<<<<

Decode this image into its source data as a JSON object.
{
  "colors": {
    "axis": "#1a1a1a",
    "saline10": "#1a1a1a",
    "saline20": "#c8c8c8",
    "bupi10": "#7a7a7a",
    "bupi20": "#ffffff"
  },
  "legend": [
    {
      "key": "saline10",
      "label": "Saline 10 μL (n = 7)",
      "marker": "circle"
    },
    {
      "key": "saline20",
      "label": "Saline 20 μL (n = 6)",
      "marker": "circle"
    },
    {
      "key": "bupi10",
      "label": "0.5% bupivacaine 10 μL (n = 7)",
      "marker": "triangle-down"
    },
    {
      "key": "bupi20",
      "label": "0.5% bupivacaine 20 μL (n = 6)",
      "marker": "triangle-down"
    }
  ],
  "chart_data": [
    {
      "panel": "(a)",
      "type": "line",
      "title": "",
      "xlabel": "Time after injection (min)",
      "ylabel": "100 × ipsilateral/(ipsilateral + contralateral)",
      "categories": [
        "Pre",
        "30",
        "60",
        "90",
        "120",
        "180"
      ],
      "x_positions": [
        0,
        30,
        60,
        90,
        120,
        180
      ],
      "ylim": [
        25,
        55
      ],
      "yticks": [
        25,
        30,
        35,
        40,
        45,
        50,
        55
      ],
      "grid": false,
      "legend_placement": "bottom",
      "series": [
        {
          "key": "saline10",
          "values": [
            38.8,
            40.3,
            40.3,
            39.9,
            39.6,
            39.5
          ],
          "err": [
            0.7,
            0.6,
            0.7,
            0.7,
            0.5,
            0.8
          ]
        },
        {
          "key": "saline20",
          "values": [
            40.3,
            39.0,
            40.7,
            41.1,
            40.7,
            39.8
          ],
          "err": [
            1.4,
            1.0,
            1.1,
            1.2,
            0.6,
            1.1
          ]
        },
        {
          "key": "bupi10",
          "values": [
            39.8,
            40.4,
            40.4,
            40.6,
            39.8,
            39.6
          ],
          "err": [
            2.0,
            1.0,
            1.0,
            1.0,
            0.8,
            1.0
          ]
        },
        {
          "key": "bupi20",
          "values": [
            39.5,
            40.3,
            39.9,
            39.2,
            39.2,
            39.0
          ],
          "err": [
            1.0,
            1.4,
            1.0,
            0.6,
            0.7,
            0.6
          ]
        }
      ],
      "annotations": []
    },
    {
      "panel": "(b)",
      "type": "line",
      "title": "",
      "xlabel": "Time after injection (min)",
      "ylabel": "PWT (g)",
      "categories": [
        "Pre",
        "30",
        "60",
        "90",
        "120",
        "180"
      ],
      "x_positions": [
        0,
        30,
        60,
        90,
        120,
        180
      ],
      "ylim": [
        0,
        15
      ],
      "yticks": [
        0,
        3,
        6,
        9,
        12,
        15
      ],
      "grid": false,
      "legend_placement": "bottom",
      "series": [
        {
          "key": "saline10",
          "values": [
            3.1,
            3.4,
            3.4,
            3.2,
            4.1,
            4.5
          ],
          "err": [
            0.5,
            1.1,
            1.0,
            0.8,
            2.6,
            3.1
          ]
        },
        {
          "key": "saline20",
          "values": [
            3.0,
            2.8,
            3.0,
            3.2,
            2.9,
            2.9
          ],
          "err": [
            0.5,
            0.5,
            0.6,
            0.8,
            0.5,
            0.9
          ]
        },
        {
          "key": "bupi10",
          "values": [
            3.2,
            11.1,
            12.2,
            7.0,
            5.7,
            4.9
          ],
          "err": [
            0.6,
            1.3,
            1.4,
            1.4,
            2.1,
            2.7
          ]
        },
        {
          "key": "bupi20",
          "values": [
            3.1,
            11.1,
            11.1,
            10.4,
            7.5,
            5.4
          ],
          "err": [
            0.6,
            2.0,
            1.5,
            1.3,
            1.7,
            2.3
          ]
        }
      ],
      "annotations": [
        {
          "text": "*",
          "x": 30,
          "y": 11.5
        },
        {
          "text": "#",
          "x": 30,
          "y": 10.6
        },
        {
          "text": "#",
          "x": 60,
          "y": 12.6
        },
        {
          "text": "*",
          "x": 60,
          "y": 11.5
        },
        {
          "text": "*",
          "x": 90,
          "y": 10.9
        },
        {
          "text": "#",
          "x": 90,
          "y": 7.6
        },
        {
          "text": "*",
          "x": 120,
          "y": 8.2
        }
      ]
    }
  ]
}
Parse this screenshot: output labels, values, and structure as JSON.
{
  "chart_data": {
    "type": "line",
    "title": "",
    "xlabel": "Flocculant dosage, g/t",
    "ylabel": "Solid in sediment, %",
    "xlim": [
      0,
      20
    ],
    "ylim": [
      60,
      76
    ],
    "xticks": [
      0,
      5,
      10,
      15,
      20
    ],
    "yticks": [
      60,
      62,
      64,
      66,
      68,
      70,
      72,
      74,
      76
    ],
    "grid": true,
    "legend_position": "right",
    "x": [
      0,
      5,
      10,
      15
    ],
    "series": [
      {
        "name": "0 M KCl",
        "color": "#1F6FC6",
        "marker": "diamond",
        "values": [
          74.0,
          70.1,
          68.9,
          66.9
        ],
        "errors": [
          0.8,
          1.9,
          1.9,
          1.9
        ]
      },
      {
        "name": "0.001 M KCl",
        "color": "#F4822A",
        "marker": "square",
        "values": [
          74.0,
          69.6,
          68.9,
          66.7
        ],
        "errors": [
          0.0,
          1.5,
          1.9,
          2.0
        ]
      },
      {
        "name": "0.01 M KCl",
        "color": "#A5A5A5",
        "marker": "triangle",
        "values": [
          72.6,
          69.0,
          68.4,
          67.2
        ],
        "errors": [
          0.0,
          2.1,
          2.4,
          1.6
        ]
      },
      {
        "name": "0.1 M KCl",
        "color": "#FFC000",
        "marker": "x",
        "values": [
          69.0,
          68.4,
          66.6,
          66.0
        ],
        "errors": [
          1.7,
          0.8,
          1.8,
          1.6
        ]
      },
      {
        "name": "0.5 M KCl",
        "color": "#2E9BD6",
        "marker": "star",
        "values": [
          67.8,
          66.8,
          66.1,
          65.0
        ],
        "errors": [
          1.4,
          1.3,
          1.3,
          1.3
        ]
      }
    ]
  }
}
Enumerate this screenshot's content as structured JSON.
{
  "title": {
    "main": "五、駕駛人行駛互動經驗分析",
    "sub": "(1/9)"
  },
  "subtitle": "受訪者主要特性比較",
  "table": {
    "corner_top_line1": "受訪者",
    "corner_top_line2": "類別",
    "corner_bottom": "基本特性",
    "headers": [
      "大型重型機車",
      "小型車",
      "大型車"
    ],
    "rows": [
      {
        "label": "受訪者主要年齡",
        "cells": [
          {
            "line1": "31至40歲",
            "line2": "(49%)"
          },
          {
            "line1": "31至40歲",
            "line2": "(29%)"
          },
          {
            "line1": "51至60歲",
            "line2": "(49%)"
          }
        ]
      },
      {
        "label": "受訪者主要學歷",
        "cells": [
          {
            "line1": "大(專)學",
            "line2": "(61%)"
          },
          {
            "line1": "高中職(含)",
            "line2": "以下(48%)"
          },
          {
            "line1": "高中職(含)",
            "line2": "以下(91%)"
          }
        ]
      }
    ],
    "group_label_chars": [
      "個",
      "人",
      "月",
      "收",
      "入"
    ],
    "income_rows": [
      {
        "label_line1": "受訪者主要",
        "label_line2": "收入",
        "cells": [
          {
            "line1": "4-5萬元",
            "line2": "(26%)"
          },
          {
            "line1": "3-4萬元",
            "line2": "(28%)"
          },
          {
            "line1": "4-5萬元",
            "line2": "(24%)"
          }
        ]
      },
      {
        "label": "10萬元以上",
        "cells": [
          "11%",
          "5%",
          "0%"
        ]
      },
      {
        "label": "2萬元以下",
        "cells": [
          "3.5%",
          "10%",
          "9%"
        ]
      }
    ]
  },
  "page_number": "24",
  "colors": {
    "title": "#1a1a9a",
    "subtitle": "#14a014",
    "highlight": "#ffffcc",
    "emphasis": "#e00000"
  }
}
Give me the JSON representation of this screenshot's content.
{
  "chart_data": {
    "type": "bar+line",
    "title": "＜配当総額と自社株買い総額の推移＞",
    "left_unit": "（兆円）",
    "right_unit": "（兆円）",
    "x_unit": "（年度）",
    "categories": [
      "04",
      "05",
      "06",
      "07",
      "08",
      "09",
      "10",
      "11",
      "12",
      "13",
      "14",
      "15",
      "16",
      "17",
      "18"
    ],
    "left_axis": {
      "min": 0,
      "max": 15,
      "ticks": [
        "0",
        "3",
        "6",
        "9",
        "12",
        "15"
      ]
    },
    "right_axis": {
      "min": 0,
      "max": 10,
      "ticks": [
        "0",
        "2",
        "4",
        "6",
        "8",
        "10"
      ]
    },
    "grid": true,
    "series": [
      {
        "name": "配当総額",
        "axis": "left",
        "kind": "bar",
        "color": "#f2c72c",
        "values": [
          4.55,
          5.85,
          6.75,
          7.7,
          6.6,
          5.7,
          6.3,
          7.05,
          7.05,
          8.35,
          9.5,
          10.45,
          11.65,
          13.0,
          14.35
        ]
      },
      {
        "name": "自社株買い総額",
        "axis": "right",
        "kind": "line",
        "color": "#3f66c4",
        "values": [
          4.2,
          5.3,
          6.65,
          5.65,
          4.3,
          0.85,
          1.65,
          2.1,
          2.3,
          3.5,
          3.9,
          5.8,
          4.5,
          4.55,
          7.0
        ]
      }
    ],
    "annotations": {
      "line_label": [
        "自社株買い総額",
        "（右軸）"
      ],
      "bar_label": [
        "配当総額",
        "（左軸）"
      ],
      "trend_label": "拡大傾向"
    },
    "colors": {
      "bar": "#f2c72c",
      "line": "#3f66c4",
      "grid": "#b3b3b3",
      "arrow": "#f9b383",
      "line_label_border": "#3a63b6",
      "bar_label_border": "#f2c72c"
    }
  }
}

>>>>

# Written request:
Pick out each line containing the string "type" and copy it.

# Exercise response:
      "type": "line",
      "type": "line",
    "type": "line",
    "type": "bar+line",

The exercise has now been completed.